Put the lines of every item below into a single numbered list, and omit any blank lines.

(Listings of regions and labels)
┄┄┄┄┄┄┄┄┄┄┄┄┄┄┄┄┄┄┄┄
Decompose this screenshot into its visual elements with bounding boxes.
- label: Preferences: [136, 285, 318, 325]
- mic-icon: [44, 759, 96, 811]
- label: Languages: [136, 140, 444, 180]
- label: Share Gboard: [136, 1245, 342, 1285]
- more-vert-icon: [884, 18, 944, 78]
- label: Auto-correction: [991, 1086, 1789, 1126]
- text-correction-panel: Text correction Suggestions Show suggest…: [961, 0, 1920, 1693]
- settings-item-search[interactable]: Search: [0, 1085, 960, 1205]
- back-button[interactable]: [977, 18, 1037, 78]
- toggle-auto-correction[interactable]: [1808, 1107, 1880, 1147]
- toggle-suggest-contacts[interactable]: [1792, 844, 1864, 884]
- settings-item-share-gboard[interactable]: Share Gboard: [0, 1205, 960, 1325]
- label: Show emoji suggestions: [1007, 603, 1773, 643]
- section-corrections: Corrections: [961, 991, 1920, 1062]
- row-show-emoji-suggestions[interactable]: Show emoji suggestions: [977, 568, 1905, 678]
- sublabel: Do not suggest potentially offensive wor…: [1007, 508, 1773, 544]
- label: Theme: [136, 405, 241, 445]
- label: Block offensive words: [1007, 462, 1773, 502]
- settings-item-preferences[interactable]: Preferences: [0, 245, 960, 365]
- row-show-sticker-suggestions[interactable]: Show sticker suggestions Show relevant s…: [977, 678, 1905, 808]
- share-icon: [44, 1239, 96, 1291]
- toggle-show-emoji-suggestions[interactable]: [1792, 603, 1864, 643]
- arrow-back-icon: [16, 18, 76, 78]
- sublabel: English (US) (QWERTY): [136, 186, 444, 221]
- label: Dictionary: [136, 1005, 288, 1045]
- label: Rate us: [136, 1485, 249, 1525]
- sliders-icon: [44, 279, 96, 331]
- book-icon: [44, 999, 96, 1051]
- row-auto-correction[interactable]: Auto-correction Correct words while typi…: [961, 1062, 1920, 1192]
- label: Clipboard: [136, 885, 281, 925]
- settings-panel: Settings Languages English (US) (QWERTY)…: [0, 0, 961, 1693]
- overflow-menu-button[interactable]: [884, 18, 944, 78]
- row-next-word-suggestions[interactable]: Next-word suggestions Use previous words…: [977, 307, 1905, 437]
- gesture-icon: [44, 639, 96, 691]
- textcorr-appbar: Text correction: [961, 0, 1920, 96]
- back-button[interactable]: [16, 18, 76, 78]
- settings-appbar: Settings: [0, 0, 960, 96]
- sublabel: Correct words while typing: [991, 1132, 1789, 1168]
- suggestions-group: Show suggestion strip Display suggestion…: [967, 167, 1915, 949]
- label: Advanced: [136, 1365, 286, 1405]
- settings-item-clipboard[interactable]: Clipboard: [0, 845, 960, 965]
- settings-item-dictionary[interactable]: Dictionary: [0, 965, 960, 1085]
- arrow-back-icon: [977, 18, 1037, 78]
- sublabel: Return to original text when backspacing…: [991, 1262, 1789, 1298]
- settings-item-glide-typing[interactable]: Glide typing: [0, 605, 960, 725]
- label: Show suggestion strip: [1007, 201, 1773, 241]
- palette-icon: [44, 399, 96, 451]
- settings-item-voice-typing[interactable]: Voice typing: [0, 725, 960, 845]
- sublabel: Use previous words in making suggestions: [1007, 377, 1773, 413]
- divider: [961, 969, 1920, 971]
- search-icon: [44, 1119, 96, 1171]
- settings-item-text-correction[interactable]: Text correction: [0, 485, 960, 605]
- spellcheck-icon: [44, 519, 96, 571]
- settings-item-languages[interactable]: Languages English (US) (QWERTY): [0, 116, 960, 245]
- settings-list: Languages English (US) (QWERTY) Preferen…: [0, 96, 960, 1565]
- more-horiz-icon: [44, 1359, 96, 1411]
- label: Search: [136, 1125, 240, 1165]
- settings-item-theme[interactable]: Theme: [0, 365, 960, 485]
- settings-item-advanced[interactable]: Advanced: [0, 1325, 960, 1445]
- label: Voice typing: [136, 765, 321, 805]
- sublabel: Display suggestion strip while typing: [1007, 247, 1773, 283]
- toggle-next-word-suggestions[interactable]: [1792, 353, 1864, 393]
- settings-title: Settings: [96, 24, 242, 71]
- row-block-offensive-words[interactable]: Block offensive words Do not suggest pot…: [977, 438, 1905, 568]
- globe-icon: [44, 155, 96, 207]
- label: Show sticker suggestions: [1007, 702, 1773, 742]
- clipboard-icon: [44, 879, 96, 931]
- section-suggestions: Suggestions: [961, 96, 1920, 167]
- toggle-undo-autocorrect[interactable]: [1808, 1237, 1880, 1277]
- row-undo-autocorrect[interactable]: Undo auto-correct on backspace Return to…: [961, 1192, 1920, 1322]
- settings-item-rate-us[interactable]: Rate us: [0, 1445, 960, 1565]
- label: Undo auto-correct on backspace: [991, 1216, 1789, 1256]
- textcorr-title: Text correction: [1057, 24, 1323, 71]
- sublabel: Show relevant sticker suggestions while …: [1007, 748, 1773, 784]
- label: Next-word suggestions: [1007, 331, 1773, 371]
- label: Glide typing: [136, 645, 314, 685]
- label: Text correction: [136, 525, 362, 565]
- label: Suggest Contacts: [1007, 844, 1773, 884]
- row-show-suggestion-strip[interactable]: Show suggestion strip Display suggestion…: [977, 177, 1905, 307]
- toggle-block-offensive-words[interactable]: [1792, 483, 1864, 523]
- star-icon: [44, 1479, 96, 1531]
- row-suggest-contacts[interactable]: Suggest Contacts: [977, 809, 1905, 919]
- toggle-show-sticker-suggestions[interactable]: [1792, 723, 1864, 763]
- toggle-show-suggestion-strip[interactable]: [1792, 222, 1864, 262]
┄┄┄┄┄┄┄┄┄┄┄┄┄┄┄┄┄┄┄┄
▶ Response to the task
1. Decompose this screenshot into its visual elements with bounding boxes.
2. - label: Preferences: [136, 285, 318, 325]
3. - mic-icon: [44, 759, 96, 811]
4. - label: Languages: [136, 140, 444, 180]
5. - label: Share Gboard: [136, 1245, 342, 1285]
6. - more-vert-icon: [884, 18, 944, 78]
7. - label: Auto-correction: [991, 1086, 1789, 1126]
8. - text-correction-panel: Text correction Suggestions Show suggest…: [961, 0, 1920, 1693]
9. - settings-item-search[interactable]: Search: [0, 1085, 960, 1205]
10. - back-button[interactable]: [977, 18, 1037, 78]
11. - toggle-auto-correction[interactable]: [1808, 1107, 1880, 1147]
12. - toggle-suggest-contacts[interactable]: [1792, 844, 1864, 884]
13. - settings-item-share-gboard[interactable]: Share Gboard: [0, 1205, 960, 1325]
14. - label: Show emoji suggestions: [1007, 603, 1773, 643]
15. - section-corrections: Corrections: [961, 991, 1920, 1062]
16. - row-show-emoji-suggestions[interactable]: Show emoji suggestions: [977, 568, 1905, 678]
17. - sublabel: Do not suggest potentially offensive wor…: [1007, 508, 1773, 544]
18. - label: Theme: [136, 405, 241, 445]
19. - label: Block offensive words: [1007, 462, 1773, 502]
20. - settings-item-preferences[interactable]: Preferences: [0, 245, 960, 365]
21. - row-show-sticker-suggestions[interactable]: Show sticker suggestions Show relevant s…: [977, 678, 1905, 808]
22. - share-icon: [44, 1239, 96, 1291]
23. - toggle-show-emoji-suggestions[interactable]: [1792, 603, 1864, 643]
24. - arrow-back-icon: [16, 18, 76, 78]
25. - sublabel: English (US) (QWERTY): [136, 186, 444, 221]
26. - label: Dictionary: [136, 1005, 288, 1045]
27. - label: Rate us: [136, 1485, 249, 1525]
28. - sliders-icon: [44, 279, 96, 331]
29. - book-icon: [44, 999, 96, 1051]
30. - row-auto-correction[interactable]: Auto-correction Correct words while typi…: [961, 1062, 1920, 1192]
31. - label: Clipboard: [136, 885, 281, 925]
32. - settings-panel: Settings Languages English (US) (QWERTY)…: [0, 0, 961, 1693]
33. - overflow-menu-button[interactable]: [884, 18, 944, 78]
34. - row-next-word-suggestions[interactable]: Next-word suggestions Use previous words…: [977, 307, 1905, 437]
35. - gesture-icon: [44, 639, 96, 691]
36. - textcorr-appbar: Text correction: [961, 0, 1920, 96]
37. - back-button[interactable]: [16, 18, 76, 78]
38. - settings-appbar: Settings: [0, 0, 960, 96]
39. - sublabel: Correct words while typing: [991, 1132, 1789, 1168]
40. - suggestions-group: Show suggestion strip Display suggestion…: [967, 167, 1915, 949]
41. - label: Advanced: [136, 1365, 286, 1405]
42. - settings-item-clipboard[interactable]: Clipboard: [0, 845, 960, 965]
43. - settings-item-dictionary[interactable]: Dictionary: [0, 965, 960, 1085]
44. - arrow-back-icon: [977, 18, 1037, 78]
45. - sublabel: Return to original text when backspacing…: [991, 1262, 1789, 1298]
46. - settings-item-glide-typing[interactable]: Glide typing: [0, 605, 960, 725]
47. - label: Show suggestion strip: [1007, 201, 1773, 241]
48. - palette-icon: [44, 399, 96, 451]
49. - settings-item-voice-typing[interactable]: Voice typing: [0, 725, 960, 845]
50. - sublabel: Use previous words in making suggestions: [1007, 377, 1773, 413]
51. - divider: [961, 969, 1920, 971]
52. - search-icon: [44, 1119, 96, 1171]
53. - settings-item-text-correction[interactable]: Text correction: [0, 485, 960, 605]
54. - spellcheck-icon: [44, 519, 96, 571]
55. - settings-item-languages[interactable]: Languages English (US) (QWERTY): [0, 116, 960, 245]
56. - settings-list: Languages English (US) (QWERTY) Preferen…: [0, 96, 960, 1565]
57. - more-horiz-icon: [44, 1359, 96, 1411]
58. - label: Search: [136, 1125, 240, 1165]
59. - settings-item-theme[interactable]: Theme: [0, 365, 960, 485]
60. - settings-item-advanced[interactable]: Advanced: [0, 1325, 960, 1445]
61. - label: Voice typing: [136, 765, 321, 805]
62. - sublabel: Display suggestion strip while typing: [1007, 247, 1773, 283]
63. - toggle-next-word-suggestions[interactable]: [1792, 353, 1864, 393]
64. - settings-title: Settings: [96, 24, 242, 71]
65. - row-block-offensive-words[interactable]: Block offensive words Do not suggest pot…: [977, 438, 1905, 568]
66. - globe-icon: [44, 155, 96, 207]
67. - label: Show sticker suggestions: [1007, 702, 1773, 742]
68. - clipboard-icon: [44, 879, 96, 931]
69. - section-suggestions: Suggestions: [961, 96, 1920, 167]
70. - toggle-undo-autocorrect[interactable]: [1808, 1237, 1880, 1277]
71. - row-undo-autocorrect[interactable]: Undo auto-correct on backspace Return to…: [961, 1192, 1920, 1322]
72. - settings-item-rate-us[interactable]: Rate us: [0, 1445, 960, 1565]
73. - label: Undo auto-correct on backspace: [991, 1216, 1789, 1256]
74. - textcorr-title: Text correction: [1057, 24, 1323, 71]
75. - sublabel: Show relevant sticker suggestions while …: [1007, 748, 1773, 784]
76. - label: Next-word suggestions: [1007, 331, 1773, 371]
77. - label: Glide typing: [136, 645, 314, 685]
78. - label: Text correction: [136, 525, 362, 565]
79. - label: Suggest Contacts: [1007, 844, 1773, 884]
80. - row-show-suggestion-strip[interactable]: Show suggestion strip Display suggestion…: [977, 177, 1905, 307]
81. - toggle-block-offensive-words[interactable]: [1792, 483, 1864, 523]
82. - star-icon: [44, 1479, 96, 1531]
83. - row-suggest-contacts[interactable]: Suggest Contacts: [977, 809, 1905, 919]
84. - toggle-show-sticker-suggestions[interactable]: [1792, 723, 1864, 763]
85. - toggle-show-suggestion-strip[interactable]: [1792, 222, 1864, 262]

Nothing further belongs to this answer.